### [WRITTEN REQUEST]
Skip the pictures. Repeat everything else in the records word for word.

### [ITEMS]
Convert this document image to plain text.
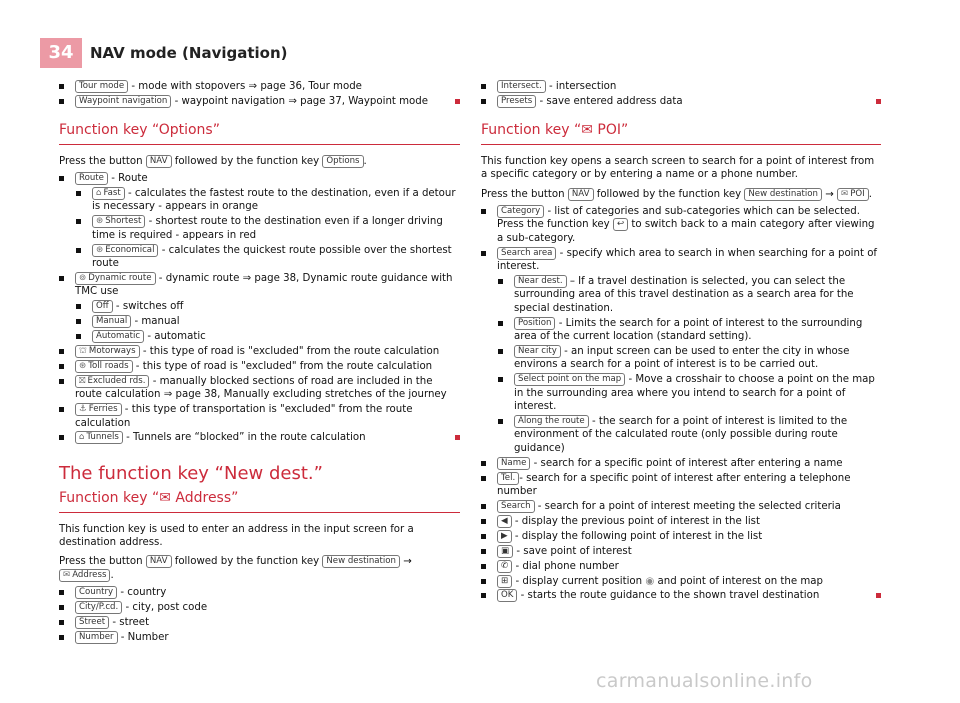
34	NAV mode (Navigation)
Tour mode - mode with stopovers ⇒ page 36, Tour mode
Waypoint navigation - waypoint navigation ⇒ page 37, Waypoint mode
Function key “Options”

Press the button NAV followed by the function key Options .

Route - Route
⌂ Fast - calculates the fastest route to the destination, even if a detour is necessary - appears in orange
⊛ Shortest - shortest route to the destination even if a longer driving time is required - appears in red
⊛ Economical - calculates the quickest route possible over the shortest route
⊚ Dynamic route - dynamic route ⇒ page 38, Dynamic route guidance with TMC use
Off - switches off
Manual - manual
Automatic - automatic
⛫ Motorways - this type of road is "excluded" from the route calculation
⊛ Toll roads - this type of road is "excluded" from the route calculation
⛝ Excluded rds. - manually blocked sections of road are included in the route calculation ⇒ page 38, Manually excluding stretches of the journey
⚓ Ferries - this type of transportation is "excluded" from the route calculation
⌂ Tunnels - Tunnels are “blocked” in the route calculation
The function key “New dest.”
Function key “✉ Address”

This function key is used to enter an address in the input screen for a destination address.

Press the button NAV followed by the function key New destination → ✉ Address .

Country - country
City/P.cd. - city, post code
Street - street
Number - Number
Intersect. - intersection
Presets - save entered address data
Function key “✉ POI”

This function key opens a search screen to search for a point of interest from a specific category or by entering a name or a phone number.

Press the button NAV followed by the function key New destination → ✉ POI .

Category - list of categories and sub-categories which can be selected. Press the function key ↩ to switch back to a main category after viewing a sub-category.
Search area - specify which area to search in when searching for a point of interest.
Near dest. – If a travel destination is selected, you can select the surrounding area of this travel destination as a search area for the special destination.
Position - Limits the search for a point of interest to the surrounding area of the current location (standard setting).
Near city - an input screen can be used to enter the city in whose environs a search for a point of interest is to be carried out.
Select point on the map - Move a crosshair to choose a point on the map in the surrounding area where you intend to search for a point of interest.
Along the route - the search for a point of interest is limited to the environment of the calculated route (only possible during route guidance)
Name - search for a specific point of interest after entering a name
Tel. - search for a specific point of interest after entering a telephone number
Search - search for a point of interest meeting the selected criteria
◀ - display the previous point of interest in the list
▶ - display the following point of interest in the list
▣ - save point of interest
✆ - dial phone number
⊞ - display current position ◉ and point of interest on the map
OK - starts the route guidance to the shown travel destination
carmanualsonline.info
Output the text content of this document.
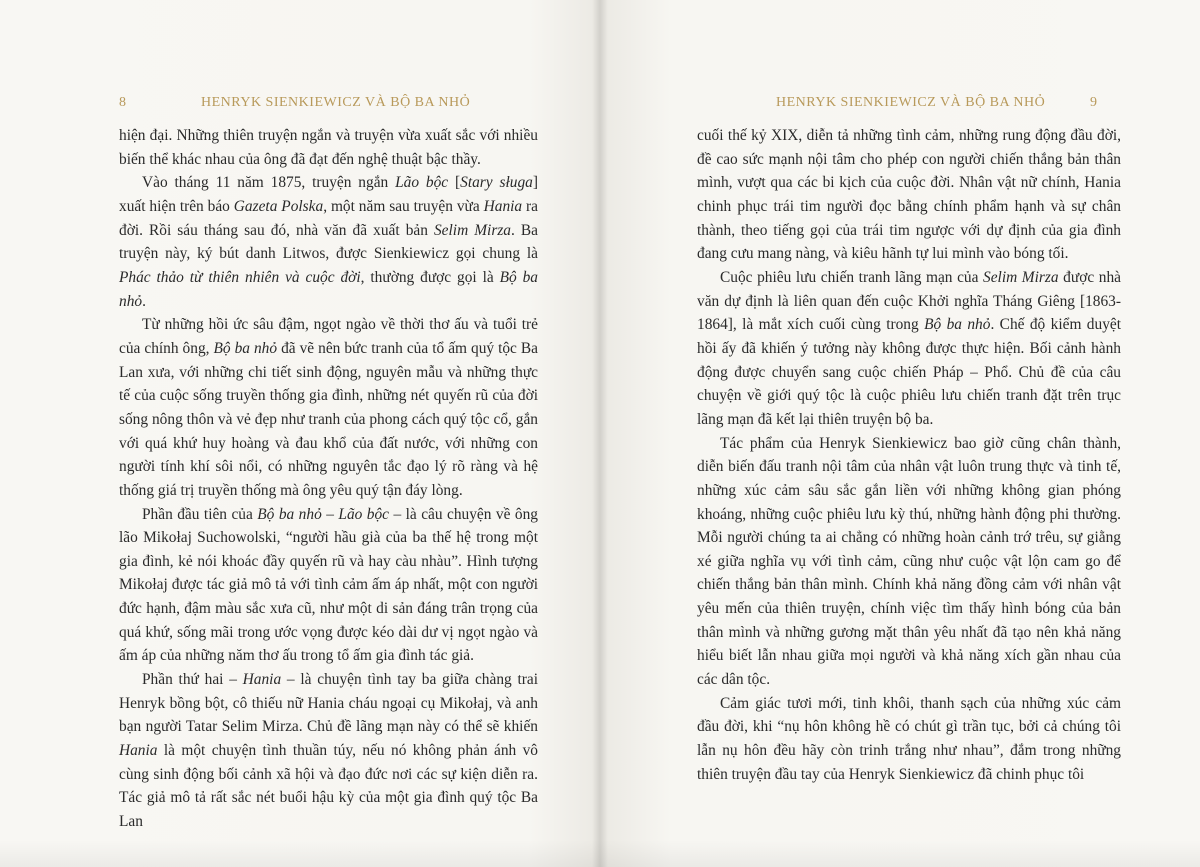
8	HENRYK SIENKIEWICZ VÀ BỘ BA NHỎ

hiện đại. Những thiên truyện ngắn và truyện vừa xuất sắc với nhiều biến thể khác nhau của ông đã đạt đến nghệ thuật bậc thầy.

Vào tháng 11 năm 1875, truyện ngắn Lão bộc [Stary sługa] xuất hiện trên báo Gazeta Polska, một năm sau truyện vừa Hania ra đời. Rồi sáu tháng sau đó, nhà văn đã xuất bản Selim Mirza. Ba truyện này, ký bút danh Litwos, được Sienkiewicz gọi chung là Phác thảo từ thiên nhiên và cuộc đời, thường được gọi là Bộ ba nhỏ.

Từ những hồi ức sâu đậm, ngọt ngào về thời thơ ấu và tuổi trẻ của chính ông, Bộ ba nhỏ đã vẽ nên bức tranh của tổ ấm quý tộc Ba Lan xưa, với những chi tiết sinh động, nguyên mẫu và những thực tế của cuộc sống truyền thống gia đình, những nét quyến rũ của đời sống nông thôn và vẻ đẹp như tranh của phong cách quý tộc cổ, gắn với quá khứ huy hoàng và đau khổ của đất nước, với những con người tính khí sôi nổi, có những nguyên tắc đạo lý rõ ràng và hệ thống giá trị truyền thống mà ông yêu quý tận đáy lòng.

Phần đầu tiên của Bộ ba nhỏ – Lão bộc – là câu chuyện về ông lão Mikołaj Suchowolski, “người hầu già của ba thế hệ trong một gia đình, kẻ nói khoác đầy quyến rũ và hay càu nhàu”. Hình tượng Mikołaj được tác giả mô tả với tình cảm ấm áp nhất, một con người đức hạnh, đậm màu sắc xưa cũ, như một di sản đáng trân trọng của quá khứ, sống mãi trong ước vọng được kéo dài dư vị ngọt ngào và ấm áp của những năm thơ ấu trong tổ ấm gia đình tác giả.

Phần thứ hai – Hania – là chuyện tình tay ba giữa chàng trai Henryk bồng bột, cô thiếu nữ Hania cháu ngoại cụ Mikołaj, và anh bạn người Tatar Selim Mirza. Chủ đề lãng mạn này có thể sẽ khiến Hania là một chuyện tình thuần túy, nếu nó không phản ánh vô cùng sinh động bối cảnh xã hội và đạo đức nơi các sự kiện diễn ra. Tác giả mô tả rất sắc nét buổi hậu kỳ của một gia đình quý tộc Ba Lan

HENRYK SIENKIEWICZ VÀ BỘ BA NHỎ	9

cuối thế kỷ XIX, diễn tả những tình cảm, những rung động đầu đời, đề cao sức mạnh nội tâm cho phép con người chiến thắng bản thân mình, vượt qua các bi kịch của cuộc đời. Nhân vật nữ chính, Hania chinh phục trái tim người đọc bằng chính phẩm hạnh và sự chân thành, theo tiếng gọi của trái tim ngược với dự định của gia đình đang cưu mang nàng, và kiêu hãnh tự lui mình vào bóng tối.

Cuộc phiêu lưu chiến tranh lãng mạn của Selim Mirza được nhà văn dự định là liên quan đến cuộc Khởi nghĩa Tháng Giêng [1863-1864], là mắt xích cuối cùng trong Bộ ba nhỏ. Chế độ kiểm duyệt hồi ấy đã khiến ý tưởng này không được thực hiện. Bối cảnh hành động được chuyển sang cuộc chiến Pháp – Phổ. Chủ đề của câu chuyện về giới quý tộc là cuộc phiêu lưu chiến tranh đặt trên trục lãng mạn đã kết lại thiên truyện bộ ba.

Tác phẩm của Henryk Sienkiewicz bao giờ cũng chân thành, diễn biến đấu tranh nội tâm của nhân vật luôn trung thực và tinh tế, những xúc cảm sâu sắc gắn liền với những không gian phóng khoáng, những cuộc phiêu lưu kỳ thú, những hành động phi thường. Mỗi người chúng ta ai chẳng có những hoàn cảnh trớ trêu, sự giằng xé giữa nghĩa vụ với tình cảm, cũng như cuộc vật lộn cam go để chiến thắng bản thân mình. Chính khả năng đồng cảm với nhân vật yêu mến của thiên truyện, chính việc tìm thấy hình bóng của bản thân mình và những gương mặt thân yêu nhất đã tạo nên khả năng hiểu biết lẫn nhau giữa mọi người và khả năng xích gần nhau của các dân tộc.

Cảm giác tươi mới, tinh khôi, thanh sạch của những xúc cảm đầu đời, khi “nụ hôn không hề có chút gì trần tục, bởi cả chúng tôi lẫn nụ hôn đều hãy còn trinh trắng như nhau”, đắm trong những thiên truyện đầu tay của Henryk Sienkiewicz đã chinh phục tôi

### [THE OUTPUT]
Convert this document image to plain text.
34	NAV mode (Navigation)
Tour mode - mode with stopovers ⇒ page 36, Tour mode
Waypoint navigation - waypoint navigation ⇒ page 37, Waypoint mode
Function key “Options”

Press the button NAV followed by the function key Options .

Route - Route
⌂ Fast - calculates the fastest route to the destination, even if a detour is necessary - appears in orange
⊛ Shortest - shortest route to the destination even if a longer driving time is required - appears in red
⊛ Economical - calculates the quickest route possible over the shortest route
⊚ Dynamic route - dynamic route ⇒ page 38, Dynamic route guidance with TMC use
Off - switches off
Manual - manual
Automatic - automatic
⛫ Motorways - this type of road is "excluded" from the route calculation
⊛ Toll roads - this type of road is "excluded" from the route calculation
⛝ Excluded rds. - manually blocked sections of road are included in the route calculation ⇒ page 38, Manually excluding stretches of the journey
⚓ Ferries - this type of transportation is "excluded" from the route calculation
⌂ Tunnels - Tunnels are “blocked” in the route calculation
The function key “New dest.”
Function key “✉ Address”

This function key is used to enter an address in the input screen for a destination address.

Press the button NAV followed by the function key New destination → ✉ Address .

Country - country
City/P.cd. - city, post code
Street - street
Number - Number
Intersect. - intersection
Presets - save entered address data
Function key “✉ POI”

This function key opens a search screen to search for a point of interest from a specific category or by entering a name or a phone number.

Press the button NAV followed by the function key New destination → ✉ POI .

Category - list of categories and sub-categories which can be selected. Press the function key ↩ to switch back to a main category after viewing a sub-category.
Search area - specify which area to search in when searching for a point of interest.
Near dest. – If a travel destination is selected, you can select the surrounding area of this travel destination as a search area for the special destination.
Position - Limits the search for a point of interest to the surrounding area of the current location (standard setting).
Near city - an input screen can be used to enter the city in whose environs a search for a point of interest is to be carried out.
Select point on the map - Move a crosshair to choose a point on the map in the surrounding area where you intend to search for a point of interest.
Along the route - the search for a point of interest is limited to the environment of the calculated route (only possible during route guidance)
Name - search for a specific point of interest after entering a name
Tel. - search for a specific point of interest after entering a telephone number
Search - search for a point of interest meeting the selected criteria
◀ - display the previous point of interest in the list
▶ - display the following point of interest in the list
▣ - save point of interest
✆ - dial phone number
⊞ - display current position ◉ and point of interest on the map
OK - starts the route guidance to the shown travel destination
carmanualsonline.info
Output the text content of this document.
8	HENRYK SIENKIEWICZ VÀ BỘ BA NHỎ

hiện đại. Những thiên truyện ngắn và truyện vừa xuất sắc với nhiều biến thể khác nhau của ông đã đạt đến nghệ thuật bậc thầy.

Vào tháng 11 năm 1875, truyện ngắn Lão bộc [Stary sługa] xuất hiện trên báo Gazeta Polska, một năm sau truyện vừa Hania ra đời. Rồi sáu tháng sau đó, nhà văn đã xuất bản Selim Mirza. Ba truyện này, ký bút danh Litwos, được Sienkiewicz gọi chung là Phác thảo từ thiên nhiên và cuộc đời, thường được gọi là Bộ ba nhỏ.

Từ những hồi ức sâu đậm, ngọt ngào về thời thơ ấu và tuổi trẻ của chính ông, Bộ ba nhỏ đã vẽ nên bức tranh của tổ ấm quý tộc Ba Lan xưa, với những chi tiết sinh động, nguyên mẫu và những thực tế của cuộc sống truyền thống gia đình, những nét quyến rũ của đời sống nông thôn và vẻ đẹp như tranh của phong cách quý tộc cổ, gắn với quá khứ huy hoàng và đau khổ của đất nước, với những con người tính khí sôi nổi, có những nguyên tắc đạo lý rõ ràng và hệ thống giá trị truyền thống mà ông yêu quý tận đáy lòng.

Phần đầu tiên của Bộ ba nhỏ – Lão bộc – là câu chuyện về ông lão Mikołaj Suchowolski, “người hầu già của ba thế hệ trong một gia đình, kẻ nói khoác đầy quyến rũ và hay càu nhàu”. Hình tượng Mikołaj được tác giả mô tả với tình cảm ấm áp nhất, một con người đức hạnh, đậm màu sắc xưa cũ, như một di sản đáng trân trọng của quá khứ, sống mãi trong ước vọng được kéo dài dư vị ngọt ngào và ấm áp của những năm thơ ấu trong tổ ấm gia đình tác giả.

Phần thứ hai – Hania – là chuyện tình tay ba giữa chàng trai Henryk bồng bột, cô thiếu nữ Hania cháu ngoại cụ Mikołaj, và anh bạn người Tatar Selim Mirza. Chủ đề lãng mạn này có thể sẽ khiến Hania là một chuyện tình thuần túy, nếu nó không phản ánh vô cùng sinh động bối cảnh xã hội và đạo đức nơi các sự kiện diễn ra. Tác giả mô tả rất sắc nét buổi hậu kỳ của một gia đình quý tộc Ba Lan

HENRYK SIENKIEWICZ VÀ BỘ BA NHỎ	9

cuối thế kỷ XIX, diễn tả những tình cảm, những rung động đầu đời, đề cao sức mạnh nội tâm cho phép con người chiến thắng bản thân mình, vượt qua các bi kịch của cuộc đời. Nhân vật nữ chính, Hania chinh phục trái tim người đọc bằng chính phẩm hạnh và sự chân thành, theo tiếng gọi của trái tim ngược với dự định của gia đình đang cưu mang nàng, và kiêu hãnh tự lui mình vào bóng tối.

Cuộc phiêu lưu chiến tranh lãng mạn của Selim Mirza được nhà văn dự định là liên quan đến cuộc Khởi nghĩa Tháng Giêng [1863-1864], là mắt xích cuối cùng trong Bộ ba nhỏ. Chế độ kiểm duyệt hồi ấy đã khiến ý tưởng này không được thực hiện. Bối cảnh hành động được chuyển sang cuộc chiến Pháp – Phổ. Chủ đề của câu chuyện về giới quý tộc là cuộc phiêu lưu chiến tranh đặt trên trục lãng mạn đã kết lại thiên truyện bộ ba.

Tác phẩm của Henryk Sienkiewicz bao giờ cũng chân thành, diễn biến đấu tranh nội tâm của nhân vật luôn trung thực và tinh tế, những xúc cảm sâu sắc gắn liền với những không gian phóng khoáng, những cuộc phiêu lưu kỳ thú, những hành động phi thường. Mỗi người chúng ta ai chẳng có những hoàn cảnh trớ trêu, sự giằng xé giữa nghĩa vụ với tình cảm, cũng như cuộc vật lộn cam go để chiến thắng bản thân mình. Chính khả năng đồng cảm với nhân vật yêu mến của thiên truyện, chính việc tìm thấy hình bóng của bản thân mình và những gương mặt thân yêu nhất đã tạo nên khả năng hiểu biết lẫn nhau giữa mọi người và khả năng xích gần nhau của các dân tộc.

Cảm giác tươi mới, tinh khôi, thanh sạch của những xúc cảm đầu đời, khi “nụ hôn không hề có chút gì trần tục, bởi cả chúng tôi lẫn nụ hôn đều hãy còn trinh trắng như nhau”, đắm trong những thiên truyện đầu tay của Henryk Sienkiewicz đã chinh phục tôi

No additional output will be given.